╔══

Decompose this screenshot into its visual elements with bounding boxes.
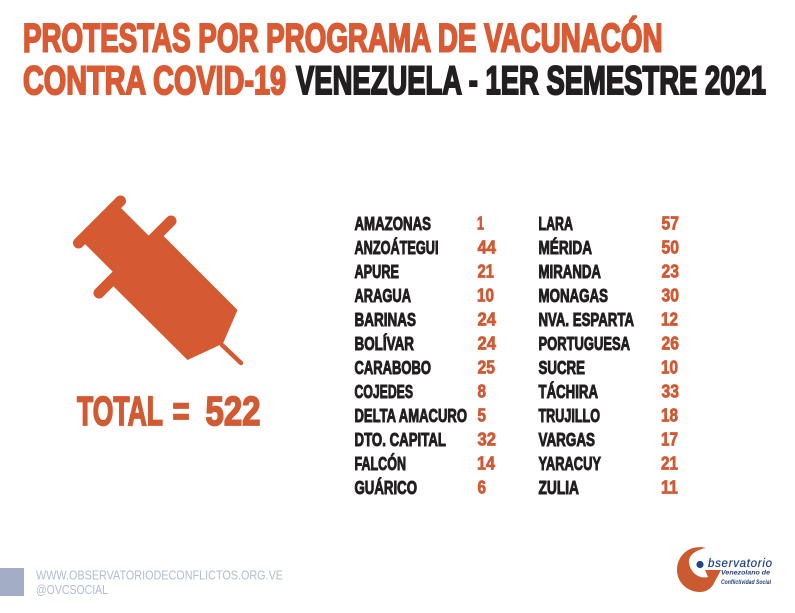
table: right column of states: MONAGAS (538, 286, 608, 306)
table: left column of states: 21 (478, 262, 494, 282)
table: left column of states: 25 (478, 358, 495, 378)
table: right column of states: PORTUGUESA (538, 334, 630, 354)
footer text: @OVCSOCIAL (36, 582, 108, 597)
table: right column of states: 57 (662, 214, 679, 234)
table: right column of states: 18 (661, 406, 678, 426)
logo: Observatorio Venezolano de Conflictividad Social: Conflictividad Social (721, 580, 771, 586)
logo: Observatorio Venezolano de Conflictividad Social: Venezolano de (721, 570, 770, 576)
table: left column of states: DTO. CAPITAL (354, 430, 446, 450)
table: left column of states: GUÁRICO (354, 477, 417, 498)
table: left column of states: 5 (478, 406, 486, 426)
total: 522 (206, 388, 260, 434)
table: right column of states: VARGAS (538, 430, 595, 450)
table: right column of states: MIRANDA (538, 262, 601, 282)
table: right column of states: 11 (661, 478, 678, 498)
footer square (0, 568, 24, 596)
footer text: WWW.OBSERVATORIODECONFLICTOS.ORG.VE (36, 568, 283, 582)
table: left column of states: FALCÓN (354, 453, 406, 474)
table: left column of states: 32 (478, 430, 496, 450)
table: right column of states: TÁCHIRA (538, 381, 598, 402)
table: left column of states: 8 (478, 382, 486, 402)
table: left column of states: 24 (478, 310, 496, 330)
table: right column of states: MÉRIDA (538, 237, 592, 258)
footer text (36, 568, 283, 597)
title: CONTRA COVID-19 (23, 59, 286, 103)
table: right column of states (538, 214, 679, 498)
table: right column of states: 50 (662, 238, 679, 258)
table: left column of states: 1 (477, 214, 484, 234)
table: right column of states: SUCRE (538, 358, 585, 378)
table: right column of states: 12 (661, 310, 678, 330)
icon: syringe (78, 201, 241, 363)
table: left column of states: 10 (477, 286, 494, 306)
table: left column of states: 24 (478, 334, 496, 354)
table: left column of states (354, 214, 496, 498)
table: right column of states: TRUJILLO (538, 406, 600, 426)
table: left column of states: 14 (477, 454, 495, 474)
total: = (172, 388, 190, 434)
table: left column of states: ANZOÁTEGUI (354, 237, 438, 258)
table: left column of states: 6 (478, 478, 486, 498)
table: right column of states: LARA (538, 214, 573, 234)
table: right column of states: YARACUY (538, 454, 601, 474)
table: right column of states: 17 (661, 430, 678, 450)
logo: Observatorio Venezolano de Conflictividad Social (677, 547, 773, 592)
table: right column of states: 33 (662, 382, 679, 402)
total: TOTAL (77, 388, 163, 434)
table: left column of states: BOLÍVAR (354, 333, 414, 354)
title (23, 14, 766, 103)
table: right column of states: 21 (661, 454, 678, 474)
table: left column of states: ARAGUA (354, 286, 411, 306)
table: right column of states: ZULIA (538, 478, 579, 498)
table: left column of states: DELTA AMACURO (354, 406, 467, 426)
table: left column of states: 44 (478, 238, 496, 258)
table: right column of states: NVA. ESPARTA (538, 310, 634, 330)
table: left column of states: AMAZONAS (354, 214, 431, 234)
table: left column of states: BARINAS (354, 310, 416, 330)
table: left column of states: COJEDES (354, 382, 413, 402)
table: left column of states: CARABOBO (354, 358, 431, 378)
table: right column of states: 23 (662, 262, 679, 282)
table: left column of states: APURE (354, 262, 399, 282)
logo: Observatorio Venezolano de Conflictividad Social: bservatorio (708, 558, 773, 570)
table: right column of states: 10 (661, 358, 678, 378)
table: right column of states: 26 (662, 334, 679, 354)
table: right column of states: 30 (662, 286, 679, 306)
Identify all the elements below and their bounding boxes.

╚══

* [TASK DIRECTIONS]: Copy the rows above word for word, starting at the line that contains "table: right column of states: MONAGAS" and ending at the line that contains "table: right column of states: TÁCHIRA", with both of those lines included.

* [SOLUTION]:
table: right column of states: MONAGAS (538, 286, 608, 306)
table: left column of states: 21 (478, 262, 494, 282)
table: left column of states: 25 (478, 358, 495, 378)
table: right column of states: PORTUGUESA (538, 334, 630, 354)
footer text: @OVCSOCIAL (36, 582, 108, 597)
table: right column of states: 57 (662, 214, 679, 234)
table: right column of states: 18 (661, 406, 678, 426)
logo: Observatorio Venezolano de Conflictividad Social: Conflictividad Social (721, 580, 771, 586)
logo: Observatorio Venezolano de Conflictividad Social: Venezolano de (721, 570, 770, 576)
table: left column of states: DTO. CAPITAL (354, 430, 446, 450)
table: left column of states: GUÁRICO (354, 477, 417, 498)
table: left column of states: 5 (478, 406, 486, 426)
total: 522 (206, 388, 260, 434)
table: right column of states: VARGAS (538, 430, 595, 450)
table: right column of states: MIRANDA (538, 262, 601, 282)
table: right column of states: 11 (661, 478, 678, 498)
footer square (0, 568, 24, 596)
footer text: WWW.OBSERVATORIODECONFLICTOS.ORG.VE (36, 568, 283, 582)
table: left column of states: FALCÓN (354, 453, 406, 474)
table: left column of states: 32 (478, 430, 496, 450)
table: right column of states: TÁCHIRA (538, 381, 598, 402)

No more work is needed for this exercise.